Stated goal: Count, in the entries below, the lines in which "Windows" occurs. Give the number, nothing more.

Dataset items
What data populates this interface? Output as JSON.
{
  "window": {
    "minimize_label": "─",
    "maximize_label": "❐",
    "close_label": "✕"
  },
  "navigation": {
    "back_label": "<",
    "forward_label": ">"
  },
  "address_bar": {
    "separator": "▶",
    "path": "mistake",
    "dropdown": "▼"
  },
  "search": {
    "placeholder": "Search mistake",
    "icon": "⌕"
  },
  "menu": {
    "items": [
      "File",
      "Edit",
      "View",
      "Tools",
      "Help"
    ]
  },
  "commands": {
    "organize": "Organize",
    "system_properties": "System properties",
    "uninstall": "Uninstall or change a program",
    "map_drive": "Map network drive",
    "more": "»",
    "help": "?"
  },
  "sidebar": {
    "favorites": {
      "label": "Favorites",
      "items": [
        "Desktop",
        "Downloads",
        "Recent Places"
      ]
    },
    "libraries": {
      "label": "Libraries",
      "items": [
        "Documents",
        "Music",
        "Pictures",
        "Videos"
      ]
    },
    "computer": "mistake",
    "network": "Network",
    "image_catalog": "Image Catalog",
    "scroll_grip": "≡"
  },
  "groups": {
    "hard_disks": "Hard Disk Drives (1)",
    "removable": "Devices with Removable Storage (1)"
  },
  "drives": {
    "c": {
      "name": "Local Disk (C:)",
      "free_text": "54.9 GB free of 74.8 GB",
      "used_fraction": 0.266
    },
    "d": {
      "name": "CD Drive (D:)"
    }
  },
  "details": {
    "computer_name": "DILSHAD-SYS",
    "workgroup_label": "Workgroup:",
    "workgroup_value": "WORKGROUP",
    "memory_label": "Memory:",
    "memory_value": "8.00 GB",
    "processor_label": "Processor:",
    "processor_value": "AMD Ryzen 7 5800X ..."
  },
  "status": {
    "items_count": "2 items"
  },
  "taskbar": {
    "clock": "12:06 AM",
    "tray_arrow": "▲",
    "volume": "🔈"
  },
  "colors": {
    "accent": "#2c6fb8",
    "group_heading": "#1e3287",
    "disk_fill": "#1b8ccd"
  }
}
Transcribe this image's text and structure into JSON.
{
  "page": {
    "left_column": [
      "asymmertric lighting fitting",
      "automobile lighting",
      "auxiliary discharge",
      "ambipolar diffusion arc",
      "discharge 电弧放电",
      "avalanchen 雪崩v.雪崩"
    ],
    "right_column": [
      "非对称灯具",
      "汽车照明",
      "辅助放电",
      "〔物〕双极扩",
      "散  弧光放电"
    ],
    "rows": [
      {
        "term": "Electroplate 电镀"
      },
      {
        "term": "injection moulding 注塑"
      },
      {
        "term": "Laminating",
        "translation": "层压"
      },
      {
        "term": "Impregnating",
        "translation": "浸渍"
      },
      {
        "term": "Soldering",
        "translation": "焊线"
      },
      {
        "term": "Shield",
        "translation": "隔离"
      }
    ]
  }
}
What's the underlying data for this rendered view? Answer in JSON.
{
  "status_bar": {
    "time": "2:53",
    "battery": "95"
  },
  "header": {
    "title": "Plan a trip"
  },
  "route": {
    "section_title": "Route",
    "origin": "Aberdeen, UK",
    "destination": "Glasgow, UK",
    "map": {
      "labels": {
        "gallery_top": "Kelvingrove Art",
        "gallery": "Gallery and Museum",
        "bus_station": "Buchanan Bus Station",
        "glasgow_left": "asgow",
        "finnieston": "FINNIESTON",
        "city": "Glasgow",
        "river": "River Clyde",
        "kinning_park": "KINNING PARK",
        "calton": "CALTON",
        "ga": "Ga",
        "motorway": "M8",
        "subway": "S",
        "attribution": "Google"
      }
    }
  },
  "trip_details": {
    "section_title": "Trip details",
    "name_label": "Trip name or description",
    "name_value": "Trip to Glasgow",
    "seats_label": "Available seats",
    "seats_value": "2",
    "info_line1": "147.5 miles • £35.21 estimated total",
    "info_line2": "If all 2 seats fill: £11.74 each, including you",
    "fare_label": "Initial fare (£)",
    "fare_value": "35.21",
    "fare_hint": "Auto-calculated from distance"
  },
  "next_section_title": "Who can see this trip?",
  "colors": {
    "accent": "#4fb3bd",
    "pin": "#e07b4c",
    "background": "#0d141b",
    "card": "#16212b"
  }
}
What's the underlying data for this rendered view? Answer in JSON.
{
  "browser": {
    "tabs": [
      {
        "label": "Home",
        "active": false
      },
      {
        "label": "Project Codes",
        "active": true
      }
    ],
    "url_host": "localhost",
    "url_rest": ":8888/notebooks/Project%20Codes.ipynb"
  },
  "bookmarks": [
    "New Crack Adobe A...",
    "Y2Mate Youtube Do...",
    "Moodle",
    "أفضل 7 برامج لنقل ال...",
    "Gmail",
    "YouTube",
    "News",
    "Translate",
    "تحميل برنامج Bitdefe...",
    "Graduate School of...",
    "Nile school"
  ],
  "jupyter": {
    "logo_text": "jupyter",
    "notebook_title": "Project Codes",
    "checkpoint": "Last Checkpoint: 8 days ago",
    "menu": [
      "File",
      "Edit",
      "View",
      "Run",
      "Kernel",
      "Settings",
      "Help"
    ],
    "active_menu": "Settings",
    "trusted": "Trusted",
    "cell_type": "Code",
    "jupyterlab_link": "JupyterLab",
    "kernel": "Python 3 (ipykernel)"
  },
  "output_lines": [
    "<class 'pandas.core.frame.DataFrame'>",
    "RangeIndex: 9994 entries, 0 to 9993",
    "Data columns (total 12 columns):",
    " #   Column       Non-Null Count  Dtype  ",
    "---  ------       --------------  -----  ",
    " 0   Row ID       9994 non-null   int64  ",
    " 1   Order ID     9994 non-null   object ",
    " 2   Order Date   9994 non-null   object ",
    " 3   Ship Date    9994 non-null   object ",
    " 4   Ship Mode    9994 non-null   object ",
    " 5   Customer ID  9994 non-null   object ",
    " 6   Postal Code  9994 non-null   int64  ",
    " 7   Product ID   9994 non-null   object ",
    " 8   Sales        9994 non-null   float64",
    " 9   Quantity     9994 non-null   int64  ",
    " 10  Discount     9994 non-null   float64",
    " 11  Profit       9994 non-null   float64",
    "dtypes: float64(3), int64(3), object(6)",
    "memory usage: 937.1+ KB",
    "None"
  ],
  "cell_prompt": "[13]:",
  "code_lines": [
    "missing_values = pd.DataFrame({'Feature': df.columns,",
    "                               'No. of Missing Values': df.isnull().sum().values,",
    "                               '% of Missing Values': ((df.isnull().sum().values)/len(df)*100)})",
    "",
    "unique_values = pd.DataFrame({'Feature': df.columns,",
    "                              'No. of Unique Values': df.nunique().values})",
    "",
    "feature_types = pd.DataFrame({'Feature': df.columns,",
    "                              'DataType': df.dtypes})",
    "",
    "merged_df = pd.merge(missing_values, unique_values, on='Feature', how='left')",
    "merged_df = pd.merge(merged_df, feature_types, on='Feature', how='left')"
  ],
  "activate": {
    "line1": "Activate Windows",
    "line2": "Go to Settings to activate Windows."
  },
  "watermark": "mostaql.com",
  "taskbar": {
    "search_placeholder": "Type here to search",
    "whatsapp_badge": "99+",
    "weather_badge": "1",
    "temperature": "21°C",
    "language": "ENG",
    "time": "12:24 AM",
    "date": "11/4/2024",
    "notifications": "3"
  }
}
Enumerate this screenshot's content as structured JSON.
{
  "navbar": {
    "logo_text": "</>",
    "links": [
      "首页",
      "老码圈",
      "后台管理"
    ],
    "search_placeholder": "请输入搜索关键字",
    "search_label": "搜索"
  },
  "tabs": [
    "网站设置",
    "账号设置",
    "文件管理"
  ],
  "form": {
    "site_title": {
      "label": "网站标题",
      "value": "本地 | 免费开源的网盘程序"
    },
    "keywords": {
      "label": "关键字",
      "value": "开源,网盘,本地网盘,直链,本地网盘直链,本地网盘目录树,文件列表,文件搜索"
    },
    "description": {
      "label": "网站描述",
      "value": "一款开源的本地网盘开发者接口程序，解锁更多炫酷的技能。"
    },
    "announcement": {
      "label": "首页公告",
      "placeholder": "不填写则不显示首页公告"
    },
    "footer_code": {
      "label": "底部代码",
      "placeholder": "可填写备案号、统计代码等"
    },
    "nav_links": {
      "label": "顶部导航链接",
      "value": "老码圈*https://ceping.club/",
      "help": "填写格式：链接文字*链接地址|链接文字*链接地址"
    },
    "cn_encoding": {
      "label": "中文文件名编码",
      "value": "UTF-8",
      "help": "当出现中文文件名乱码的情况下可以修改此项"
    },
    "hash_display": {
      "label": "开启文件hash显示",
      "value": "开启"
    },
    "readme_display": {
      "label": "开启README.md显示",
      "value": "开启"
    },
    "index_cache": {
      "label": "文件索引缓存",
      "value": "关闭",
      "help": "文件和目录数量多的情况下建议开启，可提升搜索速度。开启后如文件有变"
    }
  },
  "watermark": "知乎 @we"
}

Solution to the exercise: 2